(Page segmentation data)
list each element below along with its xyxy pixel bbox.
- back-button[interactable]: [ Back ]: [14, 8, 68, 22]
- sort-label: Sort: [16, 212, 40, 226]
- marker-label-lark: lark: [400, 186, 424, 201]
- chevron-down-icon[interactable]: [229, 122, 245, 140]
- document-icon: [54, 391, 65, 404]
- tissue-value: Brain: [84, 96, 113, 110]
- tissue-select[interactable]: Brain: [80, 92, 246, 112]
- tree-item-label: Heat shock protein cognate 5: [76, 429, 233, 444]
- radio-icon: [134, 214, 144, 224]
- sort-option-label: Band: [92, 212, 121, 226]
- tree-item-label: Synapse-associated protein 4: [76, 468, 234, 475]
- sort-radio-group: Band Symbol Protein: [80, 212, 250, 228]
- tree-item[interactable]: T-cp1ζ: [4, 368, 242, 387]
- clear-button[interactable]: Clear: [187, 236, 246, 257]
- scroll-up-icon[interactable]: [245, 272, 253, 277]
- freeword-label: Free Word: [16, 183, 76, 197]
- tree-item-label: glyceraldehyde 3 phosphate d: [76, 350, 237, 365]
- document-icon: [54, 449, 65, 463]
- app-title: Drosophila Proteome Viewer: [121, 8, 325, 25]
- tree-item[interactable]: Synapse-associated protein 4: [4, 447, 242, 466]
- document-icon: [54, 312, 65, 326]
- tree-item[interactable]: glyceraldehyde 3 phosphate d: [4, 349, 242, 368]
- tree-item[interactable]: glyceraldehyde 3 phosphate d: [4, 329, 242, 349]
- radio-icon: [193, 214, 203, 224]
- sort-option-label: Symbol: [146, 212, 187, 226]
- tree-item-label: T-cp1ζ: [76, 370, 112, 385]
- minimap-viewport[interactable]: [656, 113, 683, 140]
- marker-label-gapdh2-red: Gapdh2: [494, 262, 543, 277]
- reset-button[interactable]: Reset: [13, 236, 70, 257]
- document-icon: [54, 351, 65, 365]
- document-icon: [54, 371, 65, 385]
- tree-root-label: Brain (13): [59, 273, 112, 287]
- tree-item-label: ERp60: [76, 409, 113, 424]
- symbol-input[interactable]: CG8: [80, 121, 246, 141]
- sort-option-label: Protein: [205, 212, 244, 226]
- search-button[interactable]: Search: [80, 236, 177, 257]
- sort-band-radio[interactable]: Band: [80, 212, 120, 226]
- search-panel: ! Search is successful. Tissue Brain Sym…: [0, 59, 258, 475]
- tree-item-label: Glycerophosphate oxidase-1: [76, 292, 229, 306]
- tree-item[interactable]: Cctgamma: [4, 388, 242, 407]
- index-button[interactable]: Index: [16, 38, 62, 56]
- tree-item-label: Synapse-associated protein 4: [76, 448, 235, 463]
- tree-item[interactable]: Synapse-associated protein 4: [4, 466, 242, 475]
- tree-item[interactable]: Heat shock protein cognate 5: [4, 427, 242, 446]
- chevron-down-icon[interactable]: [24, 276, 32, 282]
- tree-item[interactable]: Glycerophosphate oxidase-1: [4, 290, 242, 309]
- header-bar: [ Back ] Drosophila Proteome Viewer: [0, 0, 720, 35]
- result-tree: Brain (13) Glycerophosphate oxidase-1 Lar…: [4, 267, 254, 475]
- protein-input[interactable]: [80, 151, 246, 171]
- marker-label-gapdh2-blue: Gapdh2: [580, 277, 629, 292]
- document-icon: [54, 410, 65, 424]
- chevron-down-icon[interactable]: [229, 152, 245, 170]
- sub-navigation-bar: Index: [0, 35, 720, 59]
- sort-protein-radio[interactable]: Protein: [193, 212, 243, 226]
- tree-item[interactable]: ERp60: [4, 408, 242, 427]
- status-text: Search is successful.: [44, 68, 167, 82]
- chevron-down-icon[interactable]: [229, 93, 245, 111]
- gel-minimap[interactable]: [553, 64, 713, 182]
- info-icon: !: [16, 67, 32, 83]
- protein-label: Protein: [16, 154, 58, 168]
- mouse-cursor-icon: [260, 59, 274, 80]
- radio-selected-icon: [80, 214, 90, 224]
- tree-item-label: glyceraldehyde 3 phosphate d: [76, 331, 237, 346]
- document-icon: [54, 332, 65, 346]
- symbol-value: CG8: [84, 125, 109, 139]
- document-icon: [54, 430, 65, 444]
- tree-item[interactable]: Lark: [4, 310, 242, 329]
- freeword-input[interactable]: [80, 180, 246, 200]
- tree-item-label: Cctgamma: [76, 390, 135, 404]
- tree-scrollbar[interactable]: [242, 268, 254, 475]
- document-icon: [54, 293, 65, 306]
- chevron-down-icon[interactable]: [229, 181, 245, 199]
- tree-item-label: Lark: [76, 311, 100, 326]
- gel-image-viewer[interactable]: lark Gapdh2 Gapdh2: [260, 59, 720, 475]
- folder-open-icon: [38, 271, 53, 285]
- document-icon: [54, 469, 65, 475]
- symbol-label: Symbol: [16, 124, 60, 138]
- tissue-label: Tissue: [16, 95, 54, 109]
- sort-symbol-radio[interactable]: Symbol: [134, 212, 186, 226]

▶ _Goal of the exercise_
Count how many lines in the entries hold "marker" and reply with that number alone.

▶ _Answer below_
3